[Records for the exercise start]

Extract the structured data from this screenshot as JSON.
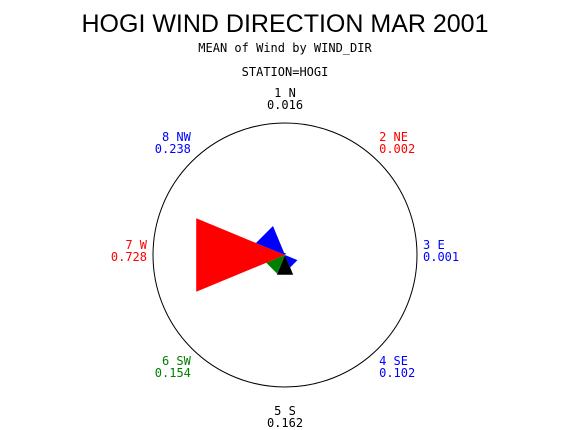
{
  "chart_data": {
    "type": "wind-rose",
    "title": "HOGI WIND DIRECTION MAR 2001",
    "subtitle": "MEAN of Wind by WIND_DIR",
    "station_label": "STATION=HOGI",
    "max_radius_value": 1.0,
    "sectors": [
      {
        "label": "1 N",
        "value": 0.016,
        "value_text": "0.016",
        "angle_deg": 0,
        "color": "#000000"
      },
      {
        "label": "2 NE",
        "value": 0.002,
        "value_text": "0.002",
        "angle_deg": 45,
        "color": "#ff0000"
      },
      {
        "label": "3 E",
        "value": 0.001,
        "value_text": "0.001",
        "angle_deg": 90,
        "color": "#0000ff"
      },
      {
        "label": "4 SE",
        "value": 0.102,
        "value_text": "0.102",
        "angle_deg": 135,
        "color": "#0000ff"
      },
      {
        "label": "5 S",
        "value": 0.162,
        "value_text": "0.162",
        "angle_deg": 180,
        "color": "#000000"
      },
      {
        "label": "6 SW",
        "value": 0.154,
        "value_text": "0.154",
        "angle_deg": 225,
        "color": "#008000"
      },
      {
        "label": "7 W",
        "value": 0.728,
        "value_text": "0.728",
        "angle_deg": 270,
        "color": "#ff0000"
      },
      {
        "label": "8 NW",
        "value": 0.238,
        "value_text": "0.238",
        "angle_deg": 315,
        "color": "#0000ff"
      }
    ]
  }
}
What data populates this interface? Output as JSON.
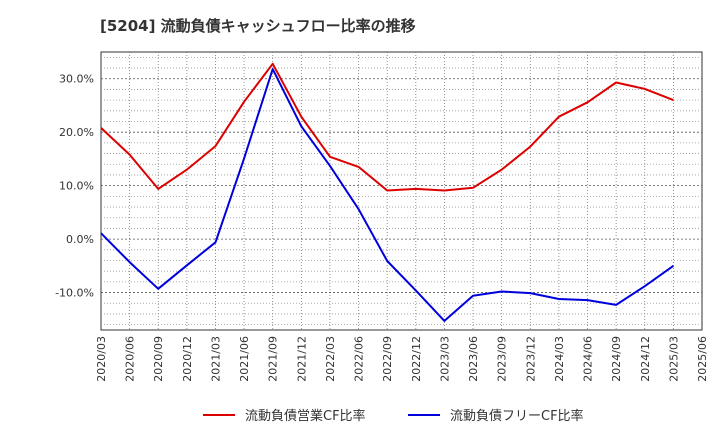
{
  "chart_data": {
    "type": "line",
    "title": "[5204]  流動負債キャッシュフロー比率の推移",
    "x": [
      "2020/03",
      "2020/06",
      "2020/09",
      "2020/12",
      "2021/03",
      "2021/06",
      "2021/09",
      "2021/12",
      "2022/03",
      "2022/06",
      "2022/09",
      "2022/12",
      "2023/03",
      "2023/06",
      "2023/09",
      "2023/12",
      "2024/03",
      "2024/06",
      "2024/09",
      "2024/12",
      "2025/03",
      "2025/06"
    ],
    "y_ticks": [
      "30.0%",
      "20.0%",
      "10.0%",
      "0.0%",
      "-10.0%"
    ],
    "ylim": [
      -17,
      35
    ],
    "grid": true,
    "legend_position": "bottom",
    "series": [
      {
        "name": "流動負債営業CF比率",
        "color": "#dd0000",
        "values": [
          20.8,
          15.8,
          9.4,
          13.0,
          17.4,
          25.7,
          32.8,
          22.9,
          15.4,
          13.5,
          9.1,
          9.4,
          9.1,
          9.6,
          13.0,
          17.3,
          22.9,
          25.6,
          29.3,
          28.1,
          26.0,
          null
        ]
      },
      {
        "name": "流動負債フリーCF比率",
        "color": "#0000dd",
        "values": [
          1.1,
          -4.3,
          -9.3,
          -4.9,
          -0.6,
          15.1,
          31.8,
          21.1,
          13.7,
          5.6,
          -4.1,
          -9.6,
          -15.3,
          -10.6,
          -9.8,
          -10.1,
          -11.2,
          -11.4,
          -12.3,
          -8.8,
          -5.0,
          null
        ]
      }
    ]
  }
}
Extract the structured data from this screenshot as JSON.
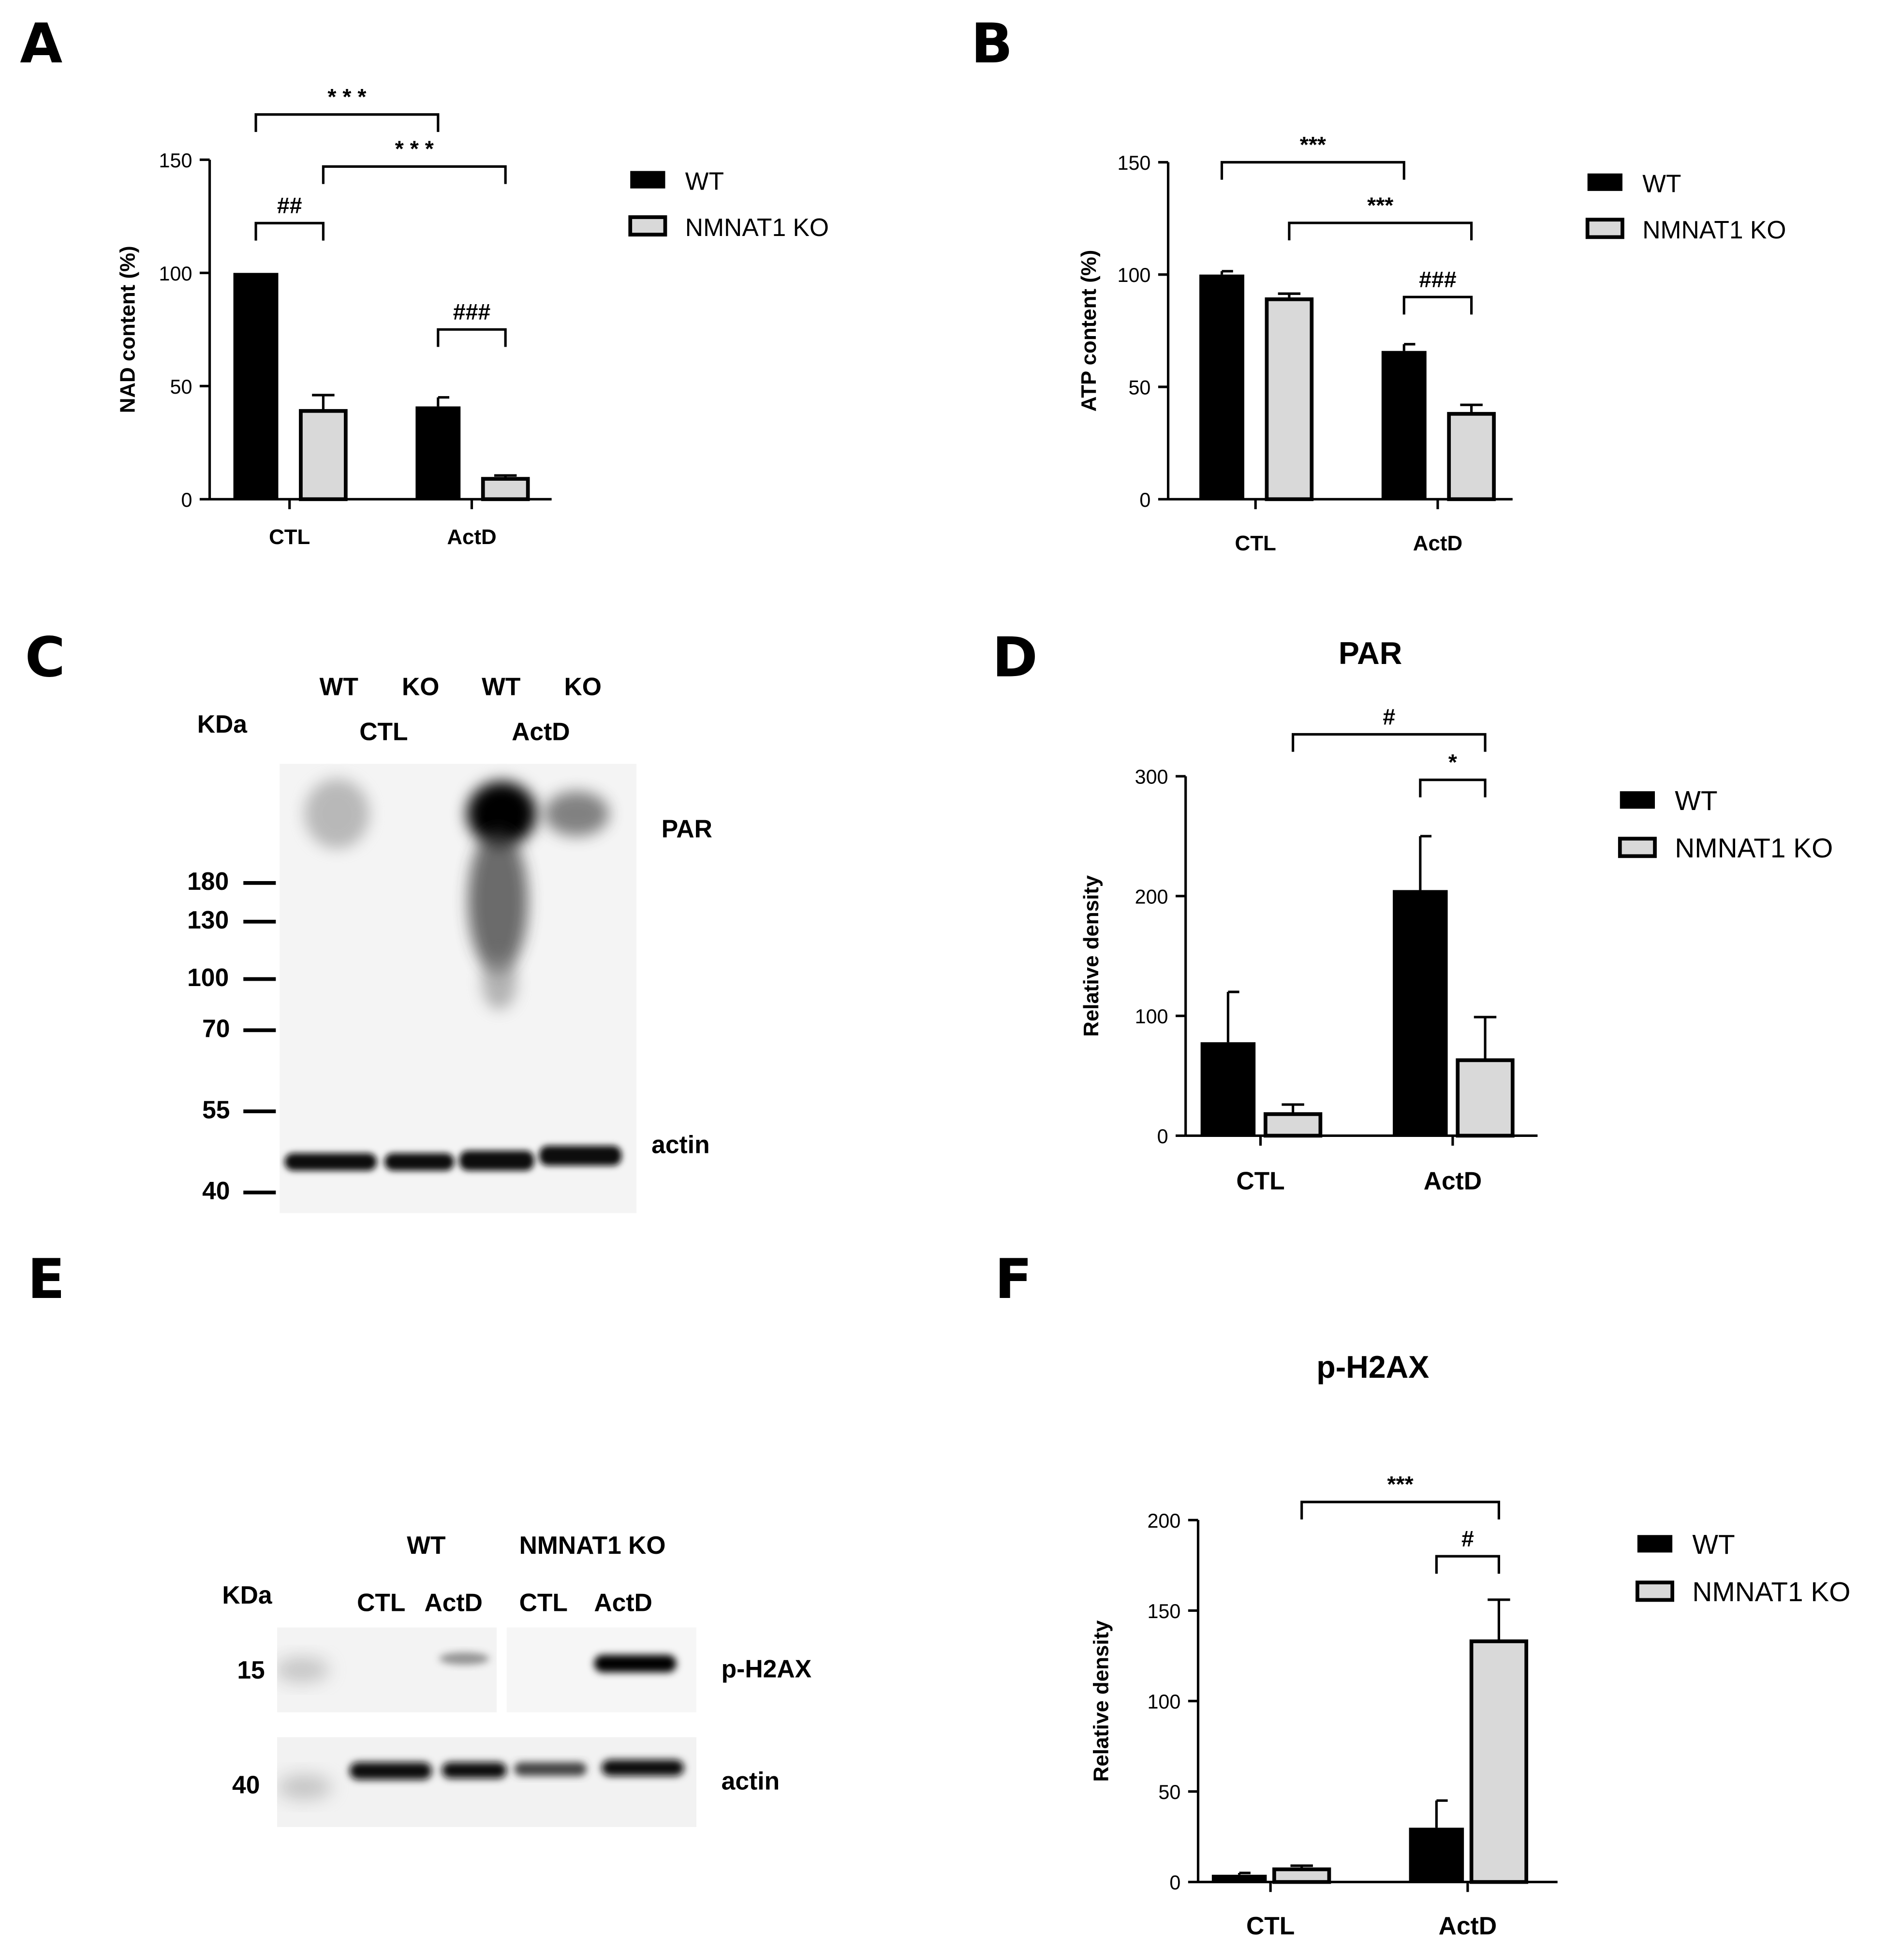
{
  "panel_labels": [
    "A",
    "B",
    "C",
    "D",
    "E",
    "F"
  ],
  "legend": {
    "wt": "WT",
    "ko": "NMNAT1 KO"
  },
  "colors": {
    "wt": "#000000",
    "ko": "#d9d9d9",
    "blot_bg": "#f4f4f4",
    "band": "#111111"
  },
  "chart_data": [
    {
      "id": "A",
      "type": "bar",
      "title": "",
      "ylabel": "NAD content (%)",
      "xlabel": "",
      "categories": [
        "CTL",
        "ActD"
      ],
      "ylim": [
        0,
        150
      ],
      "yticks": [
        0,
        50,
        100,
        150
      ],
      "series": [
        {
          "name": "WT",
          "values": [
            100,
            41
          ],
          "errors": [
            0,
            4
          ]
        },
        {
          "name": "NMNAT1 KO",
          "values": [
            39,
            9
          ],
          "errors": [
            7,
            1.5
          ]
        }
      ],
      "annotations": [
        {
          "text": "* * *",
          "from": [
            0,
            0
          ],
          "to": [
            1,
            0
          ],
          "level": 170
        },
        {
          "text": "* * *",
          "from": [
            0,
            1
          ],
          "to": [
            1,
            1
          ],
          "level": 147
        },
        {
          "text": "##",
          "from": [
            0,
            0
          ],
          "to": [
            0,
            1
          ],
          "level": 122
        },
        {
          "text": "###",
          "from": [
            1,
            0
          ],
          "to": [
            1,
            1
          ],
          "level": 75
        }
      ]
    },
    {
      "id": "B",
      "type": "bar",
      "title": "",
      "ylabel": "ATP content (%)",
      "xlabel": "",
      "categories": [
        "CTL",
        "ActD"
      ],
      "ylim": [
        0,
        150
      ],
      "yticks": [
        0,
        50,
        100,
        150
      ],
      "series": [
        {
          "name": "WT",
          "values": [
            100,
            66
          ],
          "errors": [
            1.5,
            3
          ]
        },
        {
          "name": "NMNAT1 KO",
          "values": [
            89,
            38
          ],
          "errors": [
            2.5,
            4
          ]
        }
      ],
      "annotations": [
        {
          "text": "***",
          "from": [
            0,
            0
          ],
          "to": [
            1,
            0
          ],
          "level": 150
        },
        {
          "text": "***",
          "from": [
            0,
            1
          ],
          "to": [
            1,
            1
          ],
          "level": 123
        },
        {
          "text": "###",
          "from": [
            1,
            0
          ],
          "to": [
            1,
            1
          ],
          "level": 90
        }
      ]
    },
    {
      "id": "D",
      "type": "bar",
      "title": "PAR",
      "ylabel": "Relative density",
      "xlabel": "",
      "categories": [
        "CTL",
        "ActD"
      ],
      "ylim": [
        0,
        300
      ],
      "yticks": [
        0,
        100,
        200,
        300
      ],
      "series": [
        {
          "name": "WT",
          "values": [
            78,
            205
          ],
          "errors": [
            42,
            45
          ]
        },
        {
          "name": "NMNAT1 KO",
          "values": [
            18,
            63
          ],
          "errors": [
            8,
            36
          ]
        }
      ],
      "annotations": [
        {
          "text": "#",
          "from": [
            0,
            1
          ],
          "to": [
            1,
            1
          ],
          "level": 335
        },
        {
          "text": "*",
          "from": [
            1,
            0
          ],
          "to": [
            1,
            1
          ],
          "level": 297
        }
      ]
    },
    {
      "id": "F",
      "type": "bar",
      "title": "p-H2AX",
      "ylabel": "Relative density",
      "xlabel": "",
      "categories": [
        "CTL",
        "ActD"
      ],
      "ylim": [
        0,
        200
      ],
      "yticks": [
        0,
        50,
        100,
        150,
        200
      ],
      "series": [
        {
          "name": "WT",
          "values": [
            4,
            30
          ],
          "errors": [
            1,
            15
          ]
        },
        {
          "name": "NMNAT1 KO",
          "values": [
            7,
            133
          ],
          "errors": [
            2,
            23
          ]
        }
      ],
      "annotations": [
        {
          "text": "***",
          "from": [
            0,
            1
          ],
          "to": [
            1,
            1
          ],
          "level": 210
        },
        {
          "text": "#",
          "from": [
            1,
            0
          ],
          "to": [
            1,
            1
          ],
          "level": 180
        }
      ]
    }
  ],
  "blot_c": {
    "kda": "KDa",
    "lanes": [
      "WT",
      "KO",
      "WT",
      "KO"
    ],
    "groups": [
      "CTL",
      "ActD"
    ],
    "markers": [
      "180",
      "130",
      "100",
      "70",
      "55",
      "40"
    ],
    "bands": [
      "PAR",
      "actin"
    ]
  },
  "blot_e": {
    "kda": "KDa",
    "groups": [
      "WT",
      "NMNAT1 KO"
    ],
    "lanes": [
      "CTL",
      "ActD",
      "CTL",
      "ActD"
    ],
    "markers": [
      "15",
      "40"
    ],
    "bands": [
      "p-H2AX",
      "actin"
    ]
  }
}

[Records for the exercise end]

Task instructions: Retype each entry precisely. Skip images entirely.

Problem solution:
Extract the structured data from this screenshot as JSON.
{
  "chart_data": {
    "type": "wind-rose",
    "title": "HOGI WIND DIRECTION MAR 2001",
    "subtitle": "MEAN of Wind by WIND_DIR",
    "station_label": "STATION=HOGI",
    "max_radius_value": 1.0,
    "sectors": [
      {
        "label": "1 N",
        "value": 0.016,
        "value_text": "0.016",
        "angle_deg": 0,
        "color": "#000000"
      },
      {
        "label": "2 NE",
        "value": 0.002,
        "value_text": "0.002",
        "angle_deg": 45,
        "color": "#ff0000"
      },
      {
        "label": "3 E",
        "value": 0.001,
        "value_text": "0.001",
        "angle_deg": 90,
        "color": "#0000ff"
      },
      {
        "label": "4 SE",
        "value": 0.102,
        "value_text": "0.102",
        "angle_deg": 135,
        "color": "#0000ff"
      },
      {
        "label": "5 S",
        "value": 0.162,
        "value_text": "0.162",
        "angle_deg": 180,
        "color": "#000000"
      },
      {
        "label": "6 SW",
        "value": 0.154,
        "value_text": "0.154",
        "angle_deg": 225,
        "color": "#008000"
      },
      {
        "label": "7 W",
        "value": 0.728,
        "value_text": "0.728",
        "angle_deg": 270,
        "color": "#ff0000"
      },
      {
        "label": "8 NW",
        "value": 0.238,
        "value_text": "0.238",
        "angle_deg": 315,
        "color": "#0000ff"
      }
    ]
  }
}
What data populates this interface? Output as JSON.
{
  "chart_data": {
    "type": "line",
    "title": "[5204]  流動負債キャッシュフロー比率の推移",
    "x": [
      "2020/03",
      "2020/06",
      "2020/09",
      "2020/12",
      "2021/03",
      "2021/06",
      "2021/09",
      "2021/12",
      "2022/03",
      "2022/06",
      "2022/09",
      "2022/12",
      "2023/03",
      "2023/06",
      "2023/09",
      "2023/12",
      "2024/03",
      "2024/06",
      "2024/09",
      "2024/12",
      "2025/03",
      "2025/06"
    ],
    "y_ticks": [
      "30.0%",
      "20.0%",
      "10.0%",
      "0.0%",
      "-10.0%"
    ],
    "ylim": [
      -17,
      35
    ],
    "grid": true,
    "legend_position": "bottom",
    "series": [
      {
        "name": "流動負債営業CF比率",
        "color": "#dd0000",
        "values": [
          20.8,
          15.8,
          9.4,
          13.0,
          17.4,
          25.7,
          32.8,
          22.9,
          15.4,
          13.5,
          9.1,
          9.4,
          9.1,
          9.6,
          13.0,
          17.3,
          22.9,
          25.6,
          29.3,
          28.1,
          26.0,
          null
        ]
      },
      {
        "name": "流動負債フリーCF比率",
        "color": "#0000dd",
        "values": [
          1.1,
          -4.3,
          -9.3,
          -4.9,
          -0.6,
          15.1,
          31.8,
          21.1,
          13.7,
          5.6,
          -4.1,
          -9.6,
          -15.3,
          -10.6,
          -9.8,
          -10.1,
          -11.2,
          -11.4,
          -12.3,
          -8.8,
          -5.0,
          null
        ]
      }
    ]
  }
}
Extract the structured data from this screenshot as JSON.
{
  "panel_labels": [
    "A",
    "B",
    "C",
    "D",
    "E",
    "F"
  ],
  "legend": {
    "wt": "WT",
    "ko": "NMNAT1 KO"
  },
  "colors": {
    "wt": "#000000",
    "ko": "#d9d9d9",
    "blot_bg": "#f4f4f4",
    "band": "#111111"
  },
  "chart_data": [
    {
      "id": "A",
      "type": "bar",
      "title": "",
      "ylabel": "NAD content (%)",
      "xlabel": "",
      "categories": [
        "CTL",
        "ActD"
      ],
      "ylim": [
        0,
        150
      ],
      "yticks": [
        0,
        50,
        100,
        150
      ],
      "series": [
        {
          "name": "WT",
          "values": [
            100,
            41
          ],
          "errors": [
            0,
            4
          ]
        },
        {
          "name": "NMNAT1 KO",
          "values": [
            39,
            9
          ],
          "errors": [
            7,
            1.5
          ]
        }
      ],
      "annotations": [
        {
          "text": "* * *",
          "from": [
            0,
            0
          ],
          "to": [
            1,
            0
          ],
          "level": 170
        },
        {
          "text": "* * *",
          "from": [
            0,
            1
          ],
          "to": [
            1,
            1
          ],
          "level": 147
        },
        {
          "text": "##",
          "from": [
            0,
            0
          ],
          "to": [
            0,
            1
          ],
          "level": 122
        },
        {
          "text": "###",
          "from": [
            1,
            0
          ],
          "to": [
            1,
            1
          ],
          "level": 75
        }
      ]
    },
    {
      "id": "B",
      "type": "bar",
      "title": "",
      "ylabel": "ATP content (%)",
      "xlabel": "",
      "categories": [
        "CTL",
        "ActD"
      ],
      "ylim": [
        0,
        150
      ],
      "yticks": [
        0,
        50,
        100,
        150
      ],
      "series": [
        {
          "name": "WT",
          "values": [
            100,
            66
          ],
          "errors": [
            1.5,
            3
          ]
        },
        {
          "name": "NMNAT1 KO",
          "values": [
            89,
            38
          ],
          "errors": [
            2.5,
            4
          ]
        }
      ],
      "annotations": [
        {
          "text": "***",
          "from": [
            0,
            0
          ],
          "to": [
            1,
            0
          ],
          "level": 150
        },
        {
          "text": "***",
          "from": [
            0,
            1
          ],
          "to": [
            1,
            1
          ],
          "level": 123
        },
        {
          "text": "###",
          "from": [
            1,
            0
          ],
          "to": [
            1,
            1
          ],
          "level": 90
        }
      ]
    },
    {
      "id": "D",
      "type": "bar",
      "title": "PAR",
      "ylabel": "Relative density",
      "xlabel": "",
      "categories": [
        "CTL",
        "ActD"
      ],
      "ylim": [
        0,
        300
      ],
      "yticks": [
        0,
        100,
        200,
        300
      ],
      "series": [
        {
          "name": "WT",
          "values": [
            78,
            205
          ],
          "errors": [
            42,
            45
          ]
        },
        {
          "name": "NMNAT1 KO",
          "values": [
            18,
            63
          ],
          "errors": [
            8,
            36
          ]
        }
      ],
      "annotations": [
        {
          "text": "#",
          "from": [
            0,
            1
          ],
          "to": [
            1,
            1
          ],
          "level": 335
        },
        {
          "text": "*",
          "from": [
            1,
            0
          ],
          "to": [
            1,
            1
          ],
          "level": 297
        }
      ]
    },
    {
      "id": "F",
      "type": "bar",
      "title": "p-H2AX",
      "ylabel": "Relative density",
      "xlabel": "",
      "categories": [
        "CTL",
        "ActD"
      ],
      "ylim": [
        0,
        200
      ],
      "yticks": [
        0,
        50,
        100,
        150,
        200
      ],
      "series": [
        {
          "name": "WT",
          "values": [
            4,
            30
          ],
          "errors": [
            1,
            15
          ]
        },
        {
          "name": "NMNAT1 KO",
          "values": [
            7,
            133
          ],
          "errors": [
            2,
            23
          ]
        }
      ],
      "annotations": [
        {
          "text": "***",
          "from": [
            0,
            1
          ],
          "to": [
            1,
            1
          ],
          "level": 210
        },
        {
          "text": "#",
          "from": [
            1,
            0
          ],
          "to": [
            1,
            1
          ],
          "level": 180
        }
      ]
    }
  ],
  "blot_c": {
    "kda": "KDa",
    "lanes": [
      "WT",
      "KO",
      "WT",
      "KO"
    ],
    "groups": [
      "CTL",
      "ActD"
    ],
    "markers": [
      "180",
      "130",
      "100",
      "70",
      "55",
      "40"
    ],
    "bands": [
      "PAR",
      "actin"
    ]
  },
  "blot_e": {
    "kda": "KDa",
    "groups": [
      "WT",
      "NMNAT1 KO"
    ],
    "lanes": [
      "CTL",
      "ActD",
      "CTL",
      "ActD"
    ],
    "markers": [
      "15",
      "40"
    ],
    "bands": [
      "p-H2AX",
      "actin"
    ]
  }
}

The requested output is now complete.